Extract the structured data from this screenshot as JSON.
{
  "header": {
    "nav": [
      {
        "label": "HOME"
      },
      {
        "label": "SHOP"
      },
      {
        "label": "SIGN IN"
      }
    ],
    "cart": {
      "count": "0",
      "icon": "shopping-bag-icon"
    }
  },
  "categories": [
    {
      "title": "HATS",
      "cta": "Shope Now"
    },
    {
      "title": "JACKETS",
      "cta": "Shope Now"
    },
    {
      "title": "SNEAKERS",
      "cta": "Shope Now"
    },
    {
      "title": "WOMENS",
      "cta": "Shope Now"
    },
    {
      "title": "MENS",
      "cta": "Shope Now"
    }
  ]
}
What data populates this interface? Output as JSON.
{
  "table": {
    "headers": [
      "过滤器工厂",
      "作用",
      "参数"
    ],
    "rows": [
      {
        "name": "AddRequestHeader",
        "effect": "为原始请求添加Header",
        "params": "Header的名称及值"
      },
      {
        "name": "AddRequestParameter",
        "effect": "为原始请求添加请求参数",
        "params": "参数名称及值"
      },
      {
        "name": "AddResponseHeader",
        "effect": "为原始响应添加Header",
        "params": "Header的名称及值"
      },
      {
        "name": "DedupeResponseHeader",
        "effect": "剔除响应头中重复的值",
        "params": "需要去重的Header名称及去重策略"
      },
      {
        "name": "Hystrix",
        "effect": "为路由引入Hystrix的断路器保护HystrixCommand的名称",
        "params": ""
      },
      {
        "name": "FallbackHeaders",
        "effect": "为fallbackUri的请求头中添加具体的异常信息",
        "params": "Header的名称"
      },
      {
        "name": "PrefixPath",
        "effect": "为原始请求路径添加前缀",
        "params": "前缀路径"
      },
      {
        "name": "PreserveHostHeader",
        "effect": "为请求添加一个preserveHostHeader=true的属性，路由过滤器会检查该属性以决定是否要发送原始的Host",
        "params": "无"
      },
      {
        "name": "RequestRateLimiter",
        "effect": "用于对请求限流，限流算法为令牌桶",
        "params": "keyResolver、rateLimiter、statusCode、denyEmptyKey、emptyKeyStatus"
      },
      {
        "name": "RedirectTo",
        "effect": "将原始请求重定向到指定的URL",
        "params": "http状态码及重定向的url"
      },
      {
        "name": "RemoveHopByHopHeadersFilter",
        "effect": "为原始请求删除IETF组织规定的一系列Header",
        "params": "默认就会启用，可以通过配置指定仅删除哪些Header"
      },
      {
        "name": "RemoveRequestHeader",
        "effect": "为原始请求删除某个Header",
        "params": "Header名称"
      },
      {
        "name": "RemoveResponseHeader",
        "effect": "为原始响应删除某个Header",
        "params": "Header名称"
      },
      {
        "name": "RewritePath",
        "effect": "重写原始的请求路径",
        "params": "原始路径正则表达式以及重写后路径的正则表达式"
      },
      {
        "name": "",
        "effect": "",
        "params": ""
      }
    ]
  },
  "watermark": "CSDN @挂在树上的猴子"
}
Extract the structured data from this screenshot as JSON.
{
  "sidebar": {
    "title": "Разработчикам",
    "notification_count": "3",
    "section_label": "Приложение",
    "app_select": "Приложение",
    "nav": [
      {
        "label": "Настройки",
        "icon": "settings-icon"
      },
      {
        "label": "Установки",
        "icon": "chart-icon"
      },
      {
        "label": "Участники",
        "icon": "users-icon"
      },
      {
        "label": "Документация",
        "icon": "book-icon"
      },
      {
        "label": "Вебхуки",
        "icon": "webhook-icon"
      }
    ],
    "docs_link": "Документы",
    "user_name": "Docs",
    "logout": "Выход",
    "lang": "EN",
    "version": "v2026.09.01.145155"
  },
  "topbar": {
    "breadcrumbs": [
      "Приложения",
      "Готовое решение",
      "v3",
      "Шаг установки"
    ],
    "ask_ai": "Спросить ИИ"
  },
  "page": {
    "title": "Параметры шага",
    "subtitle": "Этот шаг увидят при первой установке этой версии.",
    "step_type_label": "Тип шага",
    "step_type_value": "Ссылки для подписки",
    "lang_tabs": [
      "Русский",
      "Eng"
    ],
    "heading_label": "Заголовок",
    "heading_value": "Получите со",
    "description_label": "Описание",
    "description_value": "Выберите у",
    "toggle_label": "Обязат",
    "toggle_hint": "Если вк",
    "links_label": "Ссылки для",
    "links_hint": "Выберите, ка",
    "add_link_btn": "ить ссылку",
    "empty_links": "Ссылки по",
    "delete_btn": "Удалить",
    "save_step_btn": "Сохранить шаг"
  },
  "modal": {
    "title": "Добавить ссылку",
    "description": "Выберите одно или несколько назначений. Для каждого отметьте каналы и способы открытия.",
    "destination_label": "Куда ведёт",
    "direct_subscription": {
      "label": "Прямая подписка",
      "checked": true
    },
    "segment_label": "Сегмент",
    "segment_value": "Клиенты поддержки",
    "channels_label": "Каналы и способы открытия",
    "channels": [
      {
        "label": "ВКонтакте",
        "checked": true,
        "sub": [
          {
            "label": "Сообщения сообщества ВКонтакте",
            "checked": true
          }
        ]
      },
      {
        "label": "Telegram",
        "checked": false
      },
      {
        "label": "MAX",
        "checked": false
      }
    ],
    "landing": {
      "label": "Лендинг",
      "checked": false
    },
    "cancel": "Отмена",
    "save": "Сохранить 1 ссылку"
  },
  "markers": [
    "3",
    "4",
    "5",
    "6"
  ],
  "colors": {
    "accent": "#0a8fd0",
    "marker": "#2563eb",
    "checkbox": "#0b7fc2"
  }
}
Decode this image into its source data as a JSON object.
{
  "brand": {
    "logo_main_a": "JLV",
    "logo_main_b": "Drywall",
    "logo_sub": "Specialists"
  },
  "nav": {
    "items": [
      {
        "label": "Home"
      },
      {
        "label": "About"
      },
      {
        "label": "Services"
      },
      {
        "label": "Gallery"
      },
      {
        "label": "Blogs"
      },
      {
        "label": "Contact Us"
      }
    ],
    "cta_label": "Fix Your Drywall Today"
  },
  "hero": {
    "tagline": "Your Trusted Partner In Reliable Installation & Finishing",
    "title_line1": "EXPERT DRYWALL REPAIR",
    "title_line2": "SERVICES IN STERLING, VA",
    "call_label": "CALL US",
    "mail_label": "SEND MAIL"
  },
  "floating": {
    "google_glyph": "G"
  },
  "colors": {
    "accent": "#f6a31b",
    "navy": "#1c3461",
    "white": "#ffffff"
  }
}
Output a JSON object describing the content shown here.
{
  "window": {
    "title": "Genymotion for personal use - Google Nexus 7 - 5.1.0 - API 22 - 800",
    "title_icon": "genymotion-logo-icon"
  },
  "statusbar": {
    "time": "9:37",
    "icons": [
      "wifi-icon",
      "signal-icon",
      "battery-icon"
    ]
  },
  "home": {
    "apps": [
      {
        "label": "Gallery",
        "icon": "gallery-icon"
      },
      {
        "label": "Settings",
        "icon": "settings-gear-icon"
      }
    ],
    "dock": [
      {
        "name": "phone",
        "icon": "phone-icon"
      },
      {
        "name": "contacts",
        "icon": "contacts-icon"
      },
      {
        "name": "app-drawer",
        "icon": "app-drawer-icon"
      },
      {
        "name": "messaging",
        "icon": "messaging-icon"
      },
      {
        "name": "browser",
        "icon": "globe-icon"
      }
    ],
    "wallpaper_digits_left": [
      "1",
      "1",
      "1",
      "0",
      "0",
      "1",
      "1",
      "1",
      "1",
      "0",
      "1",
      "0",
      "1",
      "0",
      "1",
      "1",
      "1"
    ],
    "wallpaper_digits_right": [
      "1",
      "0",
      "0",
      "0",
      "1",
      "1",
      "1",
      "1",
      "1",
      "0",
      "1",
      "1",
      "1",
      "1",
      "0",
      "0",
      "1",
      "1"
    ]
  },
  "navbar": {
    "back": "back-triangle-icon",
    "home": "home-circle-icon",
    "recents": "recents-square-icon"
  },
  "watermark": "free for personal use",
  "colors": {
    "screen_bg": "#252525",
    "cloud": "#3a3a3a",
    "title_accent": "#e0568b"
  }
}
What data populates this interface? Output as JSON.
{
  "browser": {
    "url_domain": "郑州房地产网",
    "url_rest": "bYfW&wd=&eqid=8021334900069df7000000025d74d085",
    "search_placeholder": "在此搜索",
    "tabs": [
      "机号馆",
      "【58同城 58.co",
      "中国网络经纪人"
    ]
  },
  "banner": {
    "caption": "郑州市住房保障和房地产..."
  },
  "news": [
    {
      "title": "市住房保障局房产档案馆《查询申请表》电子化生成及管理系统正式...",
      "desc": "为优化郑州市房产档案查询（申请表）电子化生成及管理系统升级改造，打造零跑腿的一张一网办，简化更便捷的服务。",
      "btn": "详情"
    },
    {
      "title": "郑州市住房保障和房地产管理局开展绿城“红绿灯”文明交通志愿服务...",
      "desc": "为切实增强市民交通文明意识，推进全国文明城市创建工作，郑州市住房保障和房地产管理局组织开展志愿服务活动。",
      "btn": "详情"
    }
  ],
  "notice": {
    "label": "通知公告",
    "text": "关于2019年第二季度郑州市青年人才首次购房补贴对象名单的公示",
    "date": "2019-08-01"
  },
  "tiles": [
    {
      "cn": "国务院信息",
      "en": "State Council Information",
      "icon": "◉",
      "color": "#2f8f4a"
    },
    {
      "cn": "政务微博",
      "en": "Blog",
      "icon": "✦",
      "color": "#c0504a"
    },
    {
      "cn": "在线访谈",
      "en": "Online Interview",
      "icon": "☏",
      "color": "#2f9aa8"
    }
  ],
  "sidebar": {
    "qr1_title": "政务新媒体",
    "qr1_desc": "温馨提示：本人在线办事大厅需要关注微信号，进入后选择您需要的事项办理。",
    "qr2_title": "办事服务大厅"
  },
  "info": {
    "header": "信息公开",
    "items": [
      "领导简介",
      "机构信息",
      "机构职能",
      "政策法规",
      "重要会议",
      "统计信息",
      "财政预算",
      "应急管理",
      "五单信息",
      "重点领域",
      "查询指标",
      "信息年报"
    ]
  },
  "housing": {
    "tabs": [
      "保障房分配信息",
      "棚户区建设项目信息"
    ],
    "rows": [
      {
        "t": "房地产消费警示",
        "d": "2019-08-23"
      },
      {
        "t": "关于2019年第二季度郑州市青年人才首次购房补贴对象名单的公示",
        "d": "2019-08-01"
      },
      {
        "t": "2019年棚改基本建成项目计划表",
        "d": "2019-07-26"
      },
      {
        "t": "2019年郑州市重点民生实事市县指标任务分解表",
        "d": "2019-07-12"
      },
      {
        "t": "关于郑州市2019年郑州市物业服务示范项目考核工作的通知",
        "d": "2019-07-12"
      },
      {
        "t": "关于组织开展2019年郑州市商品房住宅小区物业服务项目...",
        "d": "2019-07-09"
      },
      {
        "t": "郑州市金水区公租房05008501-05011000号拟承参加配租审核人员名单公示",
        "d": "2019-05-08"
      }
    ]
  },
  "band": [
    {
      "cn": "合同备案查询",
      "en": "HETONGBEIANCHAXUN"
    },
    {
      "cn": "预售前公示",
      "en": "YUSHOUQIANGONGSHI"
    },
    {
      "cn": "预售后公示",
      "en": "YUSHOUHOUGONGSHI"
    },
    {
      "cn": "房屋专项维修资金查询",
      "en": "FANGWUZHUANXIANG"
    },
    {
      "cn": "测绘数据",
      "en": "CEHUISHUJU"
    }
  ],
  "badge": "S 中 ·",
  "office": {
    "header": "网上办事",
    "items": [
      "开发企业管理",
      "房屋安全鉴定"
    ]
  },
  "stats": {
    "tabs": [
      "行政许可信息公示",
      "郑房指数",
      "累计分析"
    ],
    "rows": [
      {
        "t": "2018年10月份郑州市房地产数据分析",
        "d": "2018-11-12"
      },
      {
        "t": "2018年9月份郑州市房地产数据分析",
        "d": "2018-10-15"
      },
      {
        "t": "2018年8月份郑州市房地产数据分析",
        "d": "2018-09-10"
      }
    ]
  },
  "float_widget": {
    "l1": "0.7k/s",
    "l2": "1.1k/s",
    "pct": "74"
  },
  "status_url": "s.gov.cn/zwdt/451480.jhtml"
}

### Request
In the lines above, find each one with "Your" and list it.

### Response to this task
    "cta_label": "Fix Your Drywall Today"
    "tagline": "Your Trusted Partner In Reliable Installation & Finishing",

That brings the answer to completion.